> Instructions for the task: Could you continue the write-up on how the shell parses and runs commands, picking up right after its final sentence?

> Given text:
Next, there's parseShellCommand. This uses a helper function called nextComponent which tries to turn those lexemes into actual argument groupings, and the parser turns these into ShellCommand objects. The parser needs a context and a globber to help expand those arguments, but aside from them, it is almost pure; it just reads its arguments and returns a description, it doesn't do anything yet.

The ShellCommand object describes what it needs to do, and has some private info to help track actually running it. It has the stdio fd info (which might be itself a command, to describe a pipe), the argument strings, set variables for this command, and how it terminated - stuff like & for if you want it run in the background. It is possible to print this command back out without running it and I provide the Shell.dumpCommand method to help do this, which helps for debugging. You might also create ShellCommand objects as the api instead of parsing shell command strings (though you'd perhaps be better just creating the processes yourself too).

Finally, once it is time to run, it does a call to startCommand(command) which kicks off a whole other process.

Mechanics of running commands

We saw earlier that there's a list of Shell.CommandExecutors. These are used to actually run those ShellCommand things: it goes down the list and calls executor.matches(arg0) and if it returns yes, it then immediately calls the executor's startCommand method. It can also return no, meaning move on to the next executor, or yesIfSearchSucceeds, in which case it calls executor.searchPathForCommand to make the decision. This design is not exactly elegant; only the external executor searches the path, but meh, it works for me. For now at least.

After deciding this executor is responsible for the given command, it actually runs it. This process is also pretty convoluted, and I did it three different ways:

  • The ShellControlExecutor does built-in commands that modify the shell's own state, and some modify the process state too (like changing the current directory). I did this as an associative array of delegates.
  • The ExternalCommandExecutor runs commands, like you expect from a shell. Most of this is delegate to arsd.core.ExternalProcess, which needed some extension to support the shell. (I originally wrote that with the assumption that it'd be only used for in-memory data, but it wasn't too hard to extend.) It sets up environment variables, pipes, signal handlers, and process groups so things work. This was kinda tricky, but also normal unix shell stuff, so nothing novel here. The Windows version is again much simpler, still pipes, but ExternalProcess does that already.

> Extracted data:
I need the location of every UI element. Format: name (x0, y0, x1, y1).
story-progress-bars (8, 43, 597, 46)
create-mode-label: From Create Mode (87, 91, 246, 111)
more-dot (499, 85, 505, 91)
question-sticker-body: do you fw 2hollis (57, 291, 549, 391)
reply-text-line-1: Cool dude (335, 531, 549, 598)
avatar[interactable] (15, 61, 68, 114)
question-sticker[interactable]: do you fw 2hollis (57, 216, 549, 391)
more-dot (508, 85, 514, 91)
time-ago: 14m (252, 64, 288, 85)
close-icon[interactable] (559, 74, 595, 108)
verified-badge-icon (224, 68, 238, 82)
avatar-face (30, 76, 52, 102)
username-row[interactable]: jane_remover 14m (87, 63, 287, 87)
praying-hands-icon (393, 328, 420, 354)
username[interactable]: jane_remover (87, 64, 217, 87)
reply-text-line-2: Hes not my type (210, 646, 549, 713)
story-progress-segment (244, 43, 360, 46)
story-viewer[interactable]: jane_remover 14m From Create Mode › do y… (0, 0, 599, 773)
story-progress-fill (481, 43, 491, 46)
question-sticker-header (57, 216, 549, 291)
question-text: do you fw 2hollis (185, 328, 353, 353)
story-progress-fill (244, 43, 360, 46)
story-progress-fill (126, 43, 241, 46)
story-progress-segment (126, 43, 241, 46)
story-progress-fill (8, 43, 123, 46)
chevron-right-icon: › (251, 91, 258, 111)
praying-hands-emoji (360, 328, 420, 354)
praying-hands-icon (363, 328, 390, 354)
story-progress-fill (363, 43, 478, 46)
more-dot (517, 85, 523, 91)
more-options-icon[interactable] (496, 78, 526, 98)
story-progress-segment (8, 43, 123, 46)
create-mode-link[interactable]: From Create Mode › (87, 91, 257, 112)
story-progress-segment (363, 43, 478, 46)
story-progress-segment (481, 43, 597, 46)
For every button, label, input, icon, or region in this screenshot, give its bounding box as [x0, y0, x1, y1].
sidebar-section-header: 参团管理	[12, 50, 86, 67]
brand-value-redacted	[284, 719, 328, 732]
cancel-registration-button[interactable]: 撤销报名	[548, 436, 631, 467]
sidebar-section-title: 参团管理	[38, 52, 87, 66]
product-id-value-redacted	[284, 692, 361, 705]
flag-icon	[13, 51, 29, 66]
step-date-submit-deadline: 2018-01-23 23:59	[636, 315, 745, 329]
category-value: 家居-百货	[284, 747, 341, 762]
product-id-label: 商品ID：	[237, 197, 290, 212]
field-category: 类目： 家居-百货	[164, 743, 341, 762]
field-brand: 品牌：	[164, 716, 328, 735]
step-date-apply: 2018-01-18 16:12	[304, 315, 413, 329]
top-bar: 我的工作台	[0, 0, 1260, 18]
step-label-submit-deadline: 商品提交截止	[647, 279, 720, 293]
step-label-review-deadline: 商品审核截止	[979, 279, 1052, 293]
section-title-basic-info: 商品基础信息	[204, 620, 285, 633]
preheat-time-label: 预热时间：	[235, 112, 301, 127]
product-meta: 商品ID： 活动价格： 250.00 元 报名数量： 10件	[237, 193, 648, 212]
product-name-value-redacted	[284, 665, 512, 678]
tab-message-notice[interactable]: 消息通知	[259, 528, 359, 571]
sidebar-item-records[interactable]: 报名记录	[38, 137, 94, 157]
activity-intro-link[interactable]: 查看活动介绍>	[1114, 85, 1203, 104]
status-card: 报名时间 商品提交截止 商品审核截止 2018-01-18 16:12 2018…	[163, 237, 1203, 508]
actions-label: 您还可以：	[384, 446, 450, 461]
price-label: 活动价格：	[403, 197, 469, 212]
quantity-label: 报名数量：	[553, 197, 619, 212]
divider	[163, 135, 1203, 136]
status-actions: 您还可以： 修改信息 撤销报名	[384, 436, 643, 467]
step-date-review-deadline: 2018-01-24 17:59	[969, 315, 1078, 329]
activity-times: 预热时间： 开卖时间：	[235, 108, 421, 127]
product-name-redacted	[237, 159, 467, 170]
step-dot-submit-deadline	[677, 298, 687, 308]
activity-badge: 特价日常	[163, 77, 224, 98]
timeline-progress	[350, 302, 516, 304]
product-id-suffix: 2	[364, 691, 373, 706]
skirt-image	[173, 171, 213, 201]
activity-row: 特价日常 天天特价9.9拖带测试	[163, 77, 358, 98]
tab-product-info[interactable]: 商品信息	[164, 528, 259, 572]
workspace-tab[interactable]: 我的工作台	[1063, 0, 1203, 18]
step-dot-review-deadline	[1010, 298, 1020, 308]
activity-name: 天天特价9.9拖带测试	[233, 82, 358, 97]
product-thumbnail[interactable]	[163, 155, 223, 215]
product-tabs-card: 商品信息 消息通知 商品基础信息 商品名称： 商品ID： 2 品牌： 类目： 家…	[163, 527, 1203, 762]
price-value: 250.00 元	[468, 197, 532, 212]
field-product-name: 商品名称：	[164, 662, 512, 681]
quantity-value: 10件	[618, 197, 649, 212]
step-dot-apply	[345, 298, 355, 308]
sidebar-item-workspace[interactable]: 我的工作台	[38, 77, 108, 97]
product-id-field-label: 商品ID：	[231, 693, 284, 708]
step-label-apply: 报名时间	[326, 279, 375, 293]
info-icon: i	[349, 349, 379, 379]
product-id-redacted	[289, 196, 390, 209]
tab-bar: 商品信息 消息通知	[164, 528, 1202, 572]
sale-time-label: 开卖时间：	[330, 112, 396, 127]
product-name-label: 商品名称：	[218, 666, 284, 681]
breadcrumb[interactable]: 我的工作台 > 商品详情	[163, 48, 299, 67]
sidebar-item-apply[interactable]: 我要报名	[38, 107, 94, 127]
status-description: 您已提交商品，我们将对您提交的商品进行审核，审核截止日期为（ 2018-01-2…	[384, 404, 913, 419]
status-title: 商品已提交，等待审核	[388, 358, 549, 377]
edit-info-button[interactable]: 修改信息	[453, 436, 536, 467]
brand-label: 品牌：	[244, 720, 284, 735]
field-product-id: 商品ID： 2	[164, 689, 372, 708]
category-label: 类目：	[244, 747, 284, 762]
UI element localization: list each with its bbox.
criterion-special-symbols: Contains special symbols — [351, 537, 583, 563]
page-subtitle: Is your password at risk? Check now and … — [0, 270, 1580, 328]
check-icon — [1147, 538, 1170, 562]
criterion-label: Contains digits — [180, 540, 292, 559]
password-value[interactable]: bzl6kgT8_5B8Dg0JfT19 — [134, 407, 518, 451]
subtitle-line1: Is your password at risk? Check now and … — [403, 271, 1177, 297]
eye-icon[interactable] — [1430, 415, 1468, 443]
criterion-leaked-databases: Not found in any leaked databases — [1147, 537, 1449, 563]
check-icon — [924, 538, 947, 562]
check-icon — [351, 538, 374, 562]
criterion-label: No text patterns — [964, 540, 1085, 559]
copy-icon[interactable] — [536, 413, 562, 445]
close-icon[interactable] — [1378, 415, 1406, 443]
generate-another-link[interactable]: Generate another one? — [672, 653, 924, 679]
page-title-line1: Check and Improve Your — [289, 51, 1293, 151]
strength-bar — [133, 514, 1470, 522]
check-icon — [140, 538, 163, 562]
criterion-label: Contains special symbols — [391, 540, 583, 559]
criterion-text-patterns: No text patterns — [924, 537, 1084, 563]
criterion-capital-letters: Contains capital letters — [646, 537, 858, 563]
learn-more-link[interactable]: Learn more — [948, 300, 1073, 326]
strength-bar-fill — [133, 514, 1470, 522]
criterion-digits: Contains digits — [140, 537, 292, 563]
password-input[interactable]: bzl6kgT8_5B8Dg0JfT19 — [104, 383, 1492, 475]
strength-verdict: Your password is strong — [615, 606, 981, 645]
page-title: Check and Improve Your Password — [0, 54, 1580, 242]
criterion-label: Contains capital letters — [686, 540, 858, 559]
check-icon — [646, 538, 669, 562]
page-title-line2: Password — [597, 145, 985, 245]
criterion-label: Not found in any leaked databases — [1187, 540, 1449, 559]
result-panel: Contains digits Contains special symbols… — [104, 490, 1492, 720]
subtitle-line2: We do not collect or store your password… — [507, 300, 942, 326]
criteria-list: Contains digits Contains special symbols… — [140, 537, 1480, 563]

> Exercise answer:
  • Finally, the CoreutilFallbackExecutor is something I wrote to support the goal of self-contained similar functionality on Windows: it emulates basic functions you expect in a unix-style shell. I implemented this as a little reflection-based thing that provides some functions like writeln which writes to the shell output instead of the process's top-level stdout, and pulls names and args off function signatures. This uses arsd.cli, a fairly new module that converts argv string arrays to function parameters:
    void rm(bool R, string[] files) {
    }

    That understands rm -R a b to be rm(true, ["a", "b"]). Each command here is run in a helper thread so they can pipe to each other with a simple implementation.

Each executor has some in-process state to support job control. This is wrapped up in a fiber to make the top-level thing a bit easier to understand, which brings us back to the demo program at the start of this blog.

There's still a bunch of little details that need work, but I'm actually using this, on Windows, for myself, so it kinda works. It hasn't replaced bash for me yet though on linux, but perhaps someday.

I still want to write more documentation and stable interfaces, but I keep getting distracted with other things. I'm not in a huge rush right now.


At some point in the future, I'll also write about my sidescroller game and my audio player with NES/SNES/Sega/Playstation format support. I'm also supposed to release arsd 13 pretty soon.